[Data entries]
□ □ □ □ □ □ □
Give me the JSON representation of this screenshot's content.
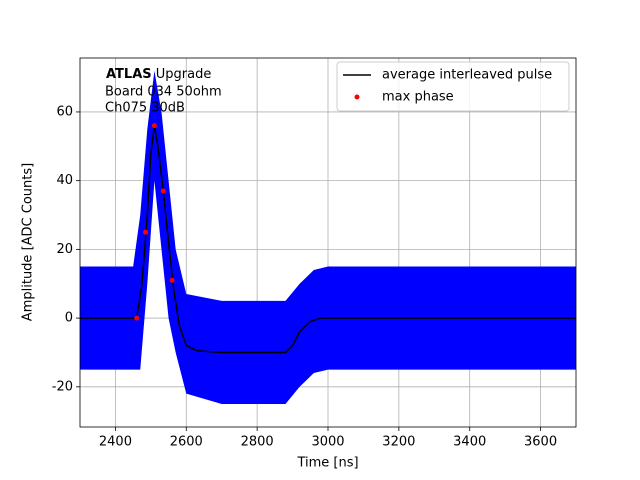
{
  "chart_data": {
    "type": "line",
    "xlabel": "Time [ns]",
    "ylabel": "Amplitude [ADC Counts]",
    "annotations": [
      "ATLAS",
      "Upgrade",
      "Board 034 50ohm",
      "Ch075 30dB"
    ],
    "xlim": [
      2300,
      3700
    ],
    "ylim": [
      -31.7,
      75.7
    ],
    "xticks": [
      2400,
      2600,
      2800,
      3000,
      3200,
      3400,
      3600
    ],
    "yticks": [
      -20,
      0,
      20,
      40,
      60
    ],
    "grid": true,
    "legend": "upper right",
    "band": {
      "color": "#0000ff",
      "x": [
        2300,
        2450,
        2470,
        2490,
        2510,
        2530,
        2550,
        2570,
        2600,
        2700,
        2880,
        2920,
        2960,
        3000,
        3700
      ],
      "high": [
        15,
        15,
        30,
        55,
        72,
        60,
        40,
        20,
        7,
        5,
        5,
        10,
        14,
        15,
        15
      ],
      "low": [
        -15,
        -15,
        -15,
        10,
        40,
        20,
        0,
        -10,
        -22,
        -25,
        -25,
        -20,
        -16,
        -15,
        -15
      ]
    },
    "series": [
      {
        "name": "average interleaved pulse",
        "color": "#000000",
        "style": "line",
        "x": [
          2300,
          2460,
          2475,
          2490,
          2500,
          2510,
          2520,
          2535,
          2550,
          2565,
          2580,
          2600,
          2630,
          2700,
          2880,
          2900,
          2920,
          2950,
          2980,
          3700
        ],
        "values": [
          0,
          0,
          10,
          30,
          48,
          56,
          50,
          37,
          22,
          8,
          -2,
          -8,
          -9.5,
          -10,
          -10,
          -8,
          -4,
          -1,
          0,
          0
        ]
      },
      {
        "name": "max phase",
        "color": "#ff0000",
        "style": "marker",
        "x": [
          2460,
          2485,
          2510,
          2535,
          2560
        ],
        "values": [
          0,
          25,
          56,
          37,
          11
        ]
      }
    ]
  }
}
□ □ □ □ □ □ □
All of the data above should be quoted exactly, except for the pictures.

Give me the JSON representation of this screenshot's content.
{
  "chart_data": {
    "type": "line",
    "xlabel": "Time [ns]",
    "ylabel": "Amplitude [ADC Counts]",
    "annotations": [
      "ATLAS",
      "Upgrade",
      "Board 034 50ohm",
      "Ch075 30dB"
    ],
    "xlim": [
      2300,
      3700
    ],
    "ylim": [
      -31.7,
      75.7
    ],
    "xticks": [
      2400,
      2600,
      2800,
      3000,
      3200,
      3400,
      3600
    ],
    "yticks": [
      -20,
      0,
      20,
      40,
      60
    ],
    "grid": true,
    "legend": "upper right",
    "band": {
      "color": "#0000ff",
      "x": [
        2300,
        2450,
        2470,
        2490,
        2510,
        2530,
        2550,
        2570,
        2600,
        2700,
        2880,
        2920,
        2960,
        3000,
        3700
      ],
      "high": [
        15,
        15,
        30,
        55,
        72,
        60,
        40,
        20,
        7,
        5,
        5,
        10,
        14,
        15,
        15
      ],
      "low": [
        -15,
        -15,
        -15,
        10,
        40,
        20,
        0,
        -10,
        -22,
        -25,
        -25,
        -20,
        -16,
        -15,
        -15
      ]
    },
    "series": [
      {
        "name": "average interleaved pulse",
        "color": "#000000",
        "style": "line",
        "x": [
          2300,
          2460,
          2475,
          2490,
          2500,
          2510,
          2520,
          2535,
          2550,
          2565,
          2580,
          2600,
          2630,
          2700,
          2880,
          2900,
          2920,
          2950,
          2980,
          3700
        ],
        "values": [
          0,
          0,
          10,
          30,
          48,
          56,
          50,
          37,
          22,
          8,
          -2,
          -8,
          -9.5,
          -10,
          -10,
          -8,
          -4,
          -1,
          0,
          0
        ]
      },
      {
        "name": "max phase",
        "color": "#ff0000",
        "style": "marker",
        "x": [
          2460,
          2485,
          2510,
          2535,
          2560
        ],
        "values": [
          0,
          25,
          56,
          37,
          11
        ]
      }
    ]
  }
}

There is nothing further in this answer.